### Aim of the exercise:
Gather all lines with "Hommes" from the records.

### Stored data:
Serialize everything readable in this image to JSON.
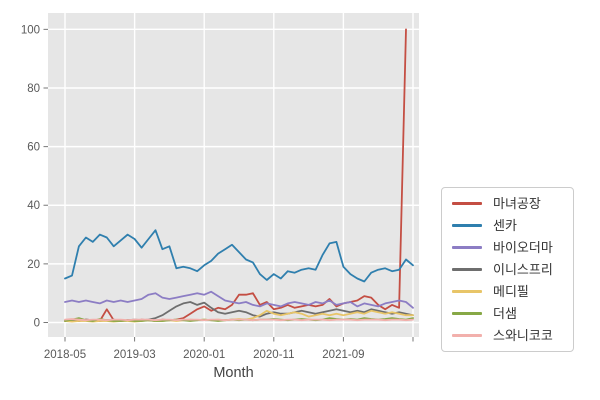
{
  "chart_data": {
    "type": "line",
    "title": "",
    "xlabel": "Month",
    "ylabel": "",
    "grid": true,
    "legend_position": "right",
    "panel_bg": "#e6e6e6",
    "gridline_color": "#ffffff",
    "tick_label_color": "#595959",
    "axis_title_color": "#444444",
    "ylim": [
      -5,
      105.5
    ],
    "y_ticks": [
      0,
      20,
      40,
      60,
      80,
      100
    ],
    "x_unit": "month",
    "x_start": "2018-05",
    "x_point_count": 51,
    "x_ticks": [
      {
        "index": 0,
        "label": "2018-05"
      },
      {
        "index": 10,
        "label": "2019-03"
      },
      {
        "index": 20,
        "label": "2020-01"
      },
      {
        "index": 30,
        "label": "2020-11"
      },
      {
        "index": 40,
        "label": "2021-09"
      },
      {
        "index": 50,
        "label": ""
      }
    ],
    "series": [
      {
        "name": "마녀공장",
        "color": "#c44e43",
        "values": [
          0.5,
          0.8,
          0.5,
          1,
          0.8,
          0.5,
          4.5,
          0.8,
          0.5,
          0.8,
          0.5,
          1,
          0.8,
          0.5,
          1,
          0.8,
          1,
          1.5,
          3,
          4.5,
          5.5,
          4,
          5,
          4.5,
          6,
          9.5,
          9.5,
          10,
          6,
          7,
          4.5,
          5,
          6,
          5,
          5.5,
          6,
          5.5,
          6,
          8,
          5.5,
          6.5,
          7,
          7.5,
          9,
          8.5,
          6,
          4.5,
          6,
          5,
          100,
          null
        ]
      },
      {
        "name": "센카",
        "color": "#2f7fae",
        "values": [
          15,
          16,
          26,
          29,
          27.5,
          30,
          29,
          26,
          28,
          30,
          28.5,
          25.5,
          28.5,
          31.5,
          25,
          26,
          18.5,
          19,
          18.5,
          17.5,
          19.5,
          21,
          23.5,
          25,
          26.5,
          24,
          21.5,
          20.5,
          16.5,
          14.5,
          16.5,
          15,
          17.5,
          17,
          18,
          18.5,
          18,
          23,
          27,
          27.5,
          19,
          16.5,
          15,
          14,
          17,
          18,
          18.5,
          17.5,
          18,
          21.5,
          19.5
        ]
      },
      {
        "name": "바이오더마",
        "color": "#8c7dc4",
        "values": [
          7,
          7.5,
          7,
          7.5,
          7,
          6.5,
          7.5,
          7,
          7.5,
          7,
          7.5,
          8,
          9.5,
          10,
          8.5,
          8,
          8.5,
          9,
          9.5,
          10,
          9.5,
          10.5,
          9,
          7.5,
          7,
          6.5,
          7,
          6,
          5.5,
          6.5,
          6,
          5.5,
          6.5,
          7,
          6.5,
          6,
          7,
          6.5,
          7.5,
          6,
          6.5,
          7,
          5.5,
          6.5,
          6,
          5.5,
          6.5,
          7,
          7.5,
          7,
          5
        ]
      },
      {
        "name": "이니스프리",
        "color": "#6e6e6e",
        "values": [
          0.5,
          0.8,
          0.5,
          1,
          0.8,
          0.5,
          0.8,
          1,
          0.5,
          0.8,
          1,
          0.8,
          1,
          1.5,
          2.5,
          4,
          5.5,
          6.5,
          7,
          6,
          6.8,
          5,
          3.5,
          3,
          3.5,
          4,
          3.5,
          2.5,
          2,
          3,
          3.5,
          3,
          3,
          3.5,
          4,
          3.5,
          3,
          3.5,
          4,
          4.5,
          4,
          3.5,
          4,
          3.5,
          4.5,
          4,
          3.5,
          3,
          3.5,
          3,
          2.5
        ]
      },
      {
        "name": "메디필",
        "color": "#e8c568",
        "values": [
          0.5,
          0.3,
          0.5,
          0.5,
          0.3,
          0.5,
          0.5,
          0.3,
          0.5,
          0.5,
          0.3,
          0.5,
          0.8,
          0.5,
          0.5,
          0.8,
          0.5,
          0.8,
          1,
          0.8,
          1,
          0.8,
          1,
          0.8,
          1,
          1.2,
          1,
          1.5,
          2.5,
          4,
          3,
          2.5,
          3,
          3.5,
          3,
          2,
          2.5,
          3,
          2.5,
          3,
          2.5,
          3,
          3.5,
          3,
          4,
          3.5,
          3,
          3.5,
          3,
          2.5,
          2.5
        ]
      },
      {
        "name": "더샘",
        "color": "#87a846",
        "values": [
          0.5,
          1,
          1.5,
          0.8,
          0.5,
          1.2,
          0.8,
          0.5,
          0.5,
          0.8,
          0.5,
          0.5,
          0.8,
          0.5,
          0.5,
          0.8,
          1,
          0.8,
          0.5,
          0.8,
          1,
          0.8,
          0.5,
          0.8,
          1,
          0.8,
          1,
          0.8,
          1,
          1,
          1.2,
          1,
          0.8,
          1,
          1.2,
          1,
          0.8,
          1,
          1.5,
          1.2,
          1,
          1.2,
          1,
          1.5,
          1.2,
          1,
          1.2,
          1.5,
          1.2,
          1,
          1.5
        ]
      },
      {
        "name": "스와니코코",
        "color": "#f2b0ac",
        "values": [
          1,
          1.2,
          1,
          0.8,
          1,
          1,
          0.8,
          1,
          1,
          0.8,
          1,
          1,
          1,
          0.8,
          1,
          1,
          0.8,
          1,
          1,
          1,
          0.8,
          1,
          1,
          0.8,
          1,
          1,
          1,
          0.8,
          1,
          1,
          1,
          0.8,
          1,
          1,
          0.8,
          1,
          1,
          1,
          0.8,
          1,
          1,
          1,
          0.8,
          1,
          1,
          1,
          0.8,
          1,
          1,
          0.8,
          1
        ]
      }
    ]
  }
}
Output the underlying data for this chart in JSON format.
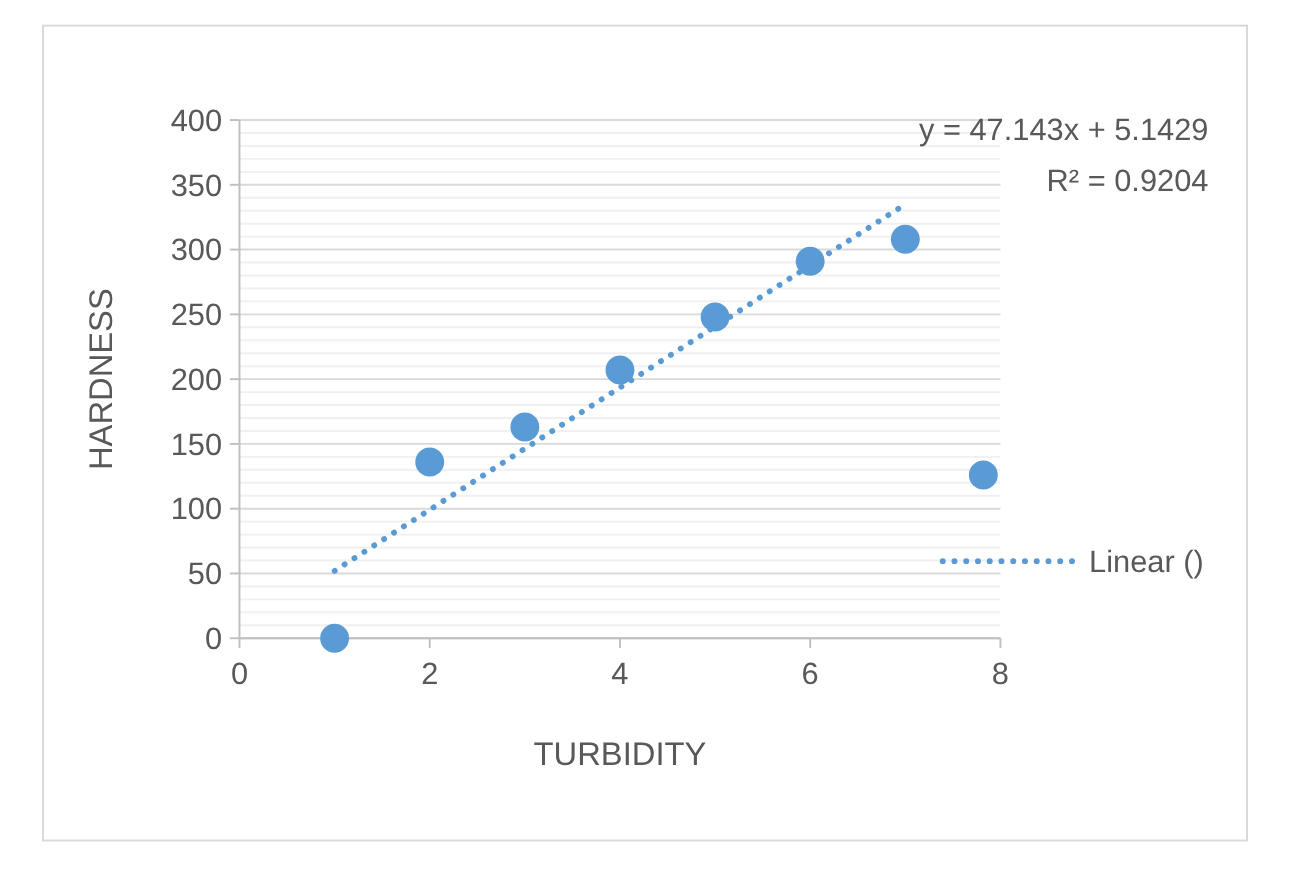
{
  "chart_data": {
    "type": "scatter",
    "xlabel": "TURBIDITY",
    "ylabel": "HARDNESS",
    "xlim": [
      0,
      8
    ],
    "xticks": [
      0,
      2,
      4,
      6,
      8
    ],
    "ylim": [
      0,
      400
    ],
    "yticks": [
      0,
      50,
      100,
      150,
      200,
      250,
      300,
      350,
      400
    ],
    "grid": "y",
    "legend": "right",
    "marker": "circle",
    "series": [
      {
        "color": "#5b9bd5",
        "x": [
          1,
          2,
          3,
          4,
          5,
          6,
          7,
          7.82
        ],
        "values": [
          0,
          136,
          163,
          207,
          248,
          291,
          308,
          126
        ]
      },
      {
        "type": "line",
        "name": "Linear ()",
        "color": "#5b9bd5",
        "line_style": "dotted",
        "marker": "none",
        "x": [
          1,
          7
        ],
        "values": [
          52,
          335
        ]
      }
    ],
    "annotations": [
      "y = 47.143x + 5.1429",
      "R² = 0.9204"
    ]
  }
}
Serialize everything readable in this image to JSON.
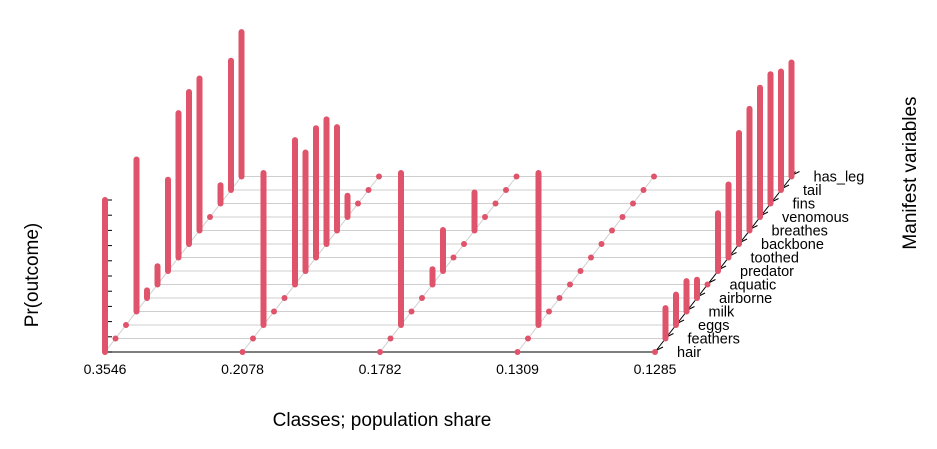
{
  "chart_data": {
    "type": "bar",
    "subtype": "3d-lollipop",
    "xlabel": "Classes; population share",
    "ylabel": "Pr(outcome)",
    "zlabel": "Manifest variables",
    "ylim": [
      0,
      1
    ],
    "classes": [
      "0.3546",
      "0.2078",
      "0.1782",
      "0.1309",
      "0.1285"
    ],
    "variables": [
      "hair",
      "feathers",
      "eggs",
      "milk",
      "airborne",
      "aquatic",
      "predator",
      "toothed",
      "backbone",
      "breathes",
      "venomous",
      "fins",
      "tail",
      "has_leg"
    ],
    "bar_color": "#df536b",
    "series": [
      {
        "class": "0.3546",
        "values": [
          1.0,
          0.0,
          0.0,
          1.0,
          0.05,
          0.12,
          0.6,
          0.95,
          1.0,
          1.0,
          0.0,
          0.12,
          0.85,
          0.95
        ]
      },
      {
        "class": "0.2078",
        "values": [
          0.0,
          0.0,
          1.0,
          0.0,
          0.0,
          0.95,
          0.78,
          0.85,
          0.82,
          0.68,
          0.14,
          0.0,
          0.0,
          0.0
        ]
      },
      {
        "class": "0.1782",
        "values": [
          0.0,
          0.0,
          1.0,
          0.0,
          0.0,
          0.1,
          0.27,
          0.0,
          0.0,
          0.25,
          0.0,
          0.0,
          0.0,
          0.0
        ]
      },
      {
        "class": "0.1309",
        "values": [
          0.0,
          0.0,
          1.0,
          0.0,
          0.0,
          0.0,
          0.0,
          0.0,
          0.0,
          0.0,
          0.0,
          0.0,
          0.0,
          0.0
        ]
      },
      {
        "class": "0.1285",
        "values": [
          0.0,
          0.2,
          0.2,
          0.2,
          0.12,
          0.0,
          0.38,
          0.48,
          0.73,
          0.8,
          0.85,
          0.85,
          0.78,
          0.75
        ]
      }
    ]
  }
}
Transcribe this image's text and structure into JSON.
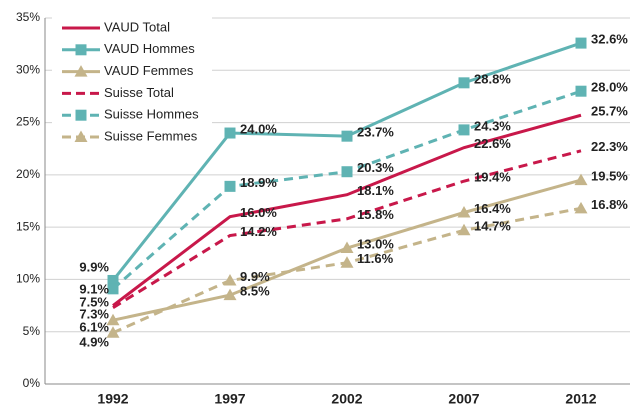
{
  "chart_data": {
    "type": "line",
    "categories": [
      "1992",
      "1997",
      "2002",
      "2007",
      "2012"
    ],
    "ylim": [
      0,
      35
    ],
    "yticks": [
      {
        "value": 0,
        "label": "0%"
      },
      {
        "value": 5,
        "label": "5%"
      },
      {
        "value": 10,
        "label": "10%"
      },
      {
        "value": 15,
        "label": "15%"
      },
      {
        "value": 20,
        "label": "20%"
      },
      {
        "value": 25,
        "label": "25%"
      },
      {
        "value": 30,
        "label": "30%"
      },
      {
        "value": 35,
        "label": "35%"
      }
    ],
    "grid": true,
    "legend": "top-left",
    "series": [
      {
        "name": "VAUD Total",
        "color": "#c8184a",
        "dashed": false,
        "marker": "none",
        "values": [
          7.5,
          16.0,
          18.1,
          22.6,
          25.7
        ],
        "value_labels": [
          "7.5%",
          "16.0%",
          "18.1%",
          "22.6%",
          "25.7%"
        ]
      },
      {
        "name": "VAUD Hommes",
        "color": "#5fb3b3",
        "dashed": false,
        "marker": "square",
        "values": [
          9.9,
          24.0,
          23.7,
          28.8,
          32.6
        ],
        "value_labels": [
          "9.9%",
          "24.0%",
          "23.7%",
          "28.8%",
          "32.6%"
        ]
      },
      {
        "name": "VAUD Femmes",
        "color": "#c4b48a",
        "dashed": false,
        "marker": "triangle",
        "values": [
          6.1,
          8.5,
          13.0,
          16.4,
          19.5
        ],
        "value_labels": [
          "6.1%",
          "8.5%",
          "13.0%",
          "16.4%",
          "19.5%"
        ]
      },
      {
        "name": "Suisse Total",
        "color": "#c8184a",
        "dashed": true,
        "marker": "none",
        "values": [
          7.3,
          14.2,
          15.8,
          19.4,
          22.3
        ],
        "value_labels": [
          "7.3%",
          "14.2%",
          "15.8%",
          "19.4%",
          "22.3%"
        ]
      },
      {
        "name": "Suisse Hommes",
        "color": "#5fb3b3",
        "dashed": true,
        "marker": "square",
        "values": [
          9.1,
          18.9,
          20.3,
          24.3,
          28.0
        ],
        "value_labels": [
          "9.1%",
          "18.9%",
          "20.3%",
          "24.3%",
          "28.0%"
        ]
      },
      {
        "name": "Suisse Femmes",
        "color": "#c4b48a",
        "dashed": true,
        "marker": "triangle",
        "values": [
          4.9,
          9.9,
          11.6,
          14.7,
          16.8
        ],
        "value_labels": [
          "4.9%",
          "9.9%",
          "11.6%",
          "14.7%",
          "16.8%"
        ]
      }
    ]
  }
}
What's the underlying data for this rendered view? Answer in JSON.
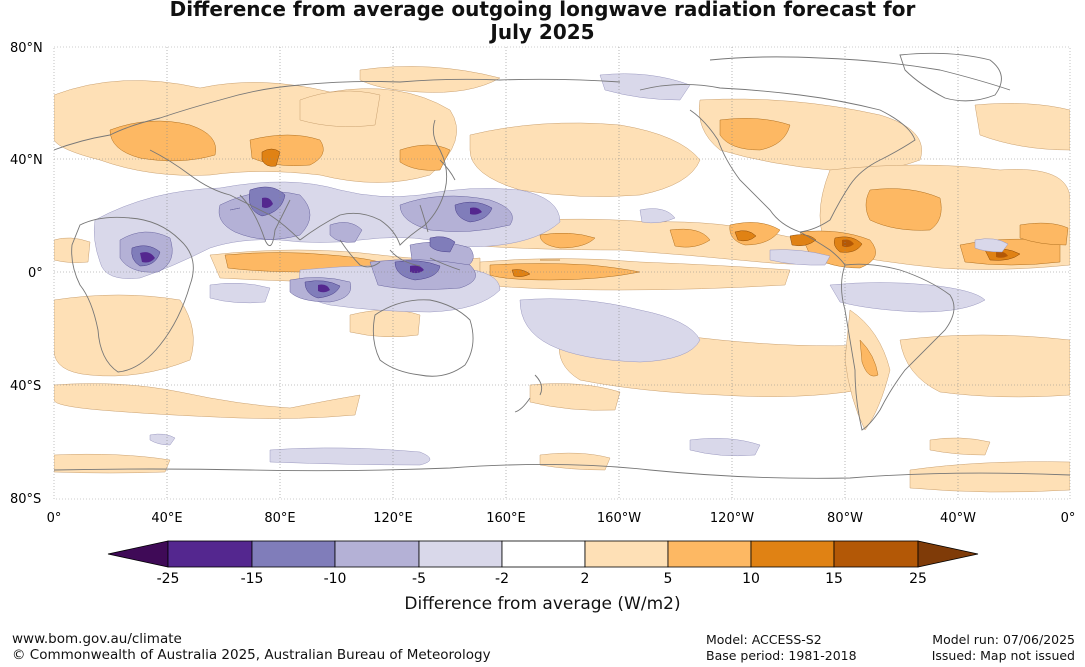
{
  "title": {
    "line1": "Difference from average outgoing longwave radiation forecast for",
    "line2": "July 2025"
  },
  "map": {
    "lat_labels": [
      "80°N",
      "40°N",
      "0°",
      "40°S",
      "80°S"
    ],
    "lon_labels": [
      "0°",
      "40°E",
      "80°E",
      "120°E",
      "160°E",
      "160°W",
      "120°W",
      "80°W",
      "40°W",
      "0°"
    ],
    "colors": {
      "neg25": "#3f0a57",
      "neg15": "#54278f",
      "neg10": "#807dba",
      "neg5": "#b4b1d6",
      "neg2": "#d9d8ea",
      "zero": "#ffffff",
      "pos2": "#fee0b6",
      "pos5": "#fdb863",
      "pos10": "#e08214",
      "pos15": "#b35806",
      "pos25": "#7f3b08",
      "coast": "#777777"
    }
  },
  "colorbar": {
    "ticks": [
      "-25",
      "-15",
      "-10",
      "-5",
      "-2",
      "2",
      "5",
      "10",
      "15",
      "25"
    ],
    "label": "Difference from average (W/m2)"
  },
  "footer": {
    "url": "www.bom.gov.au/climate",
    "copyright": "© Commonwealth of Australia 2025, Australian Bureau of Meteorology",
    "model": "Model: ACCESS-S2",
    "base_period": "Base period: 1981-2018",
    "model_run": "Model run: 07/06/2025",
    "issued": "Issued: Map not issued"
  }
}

### Correct result:
        "name": "VAUD Hommes",
        "name": "Suisse Hommes",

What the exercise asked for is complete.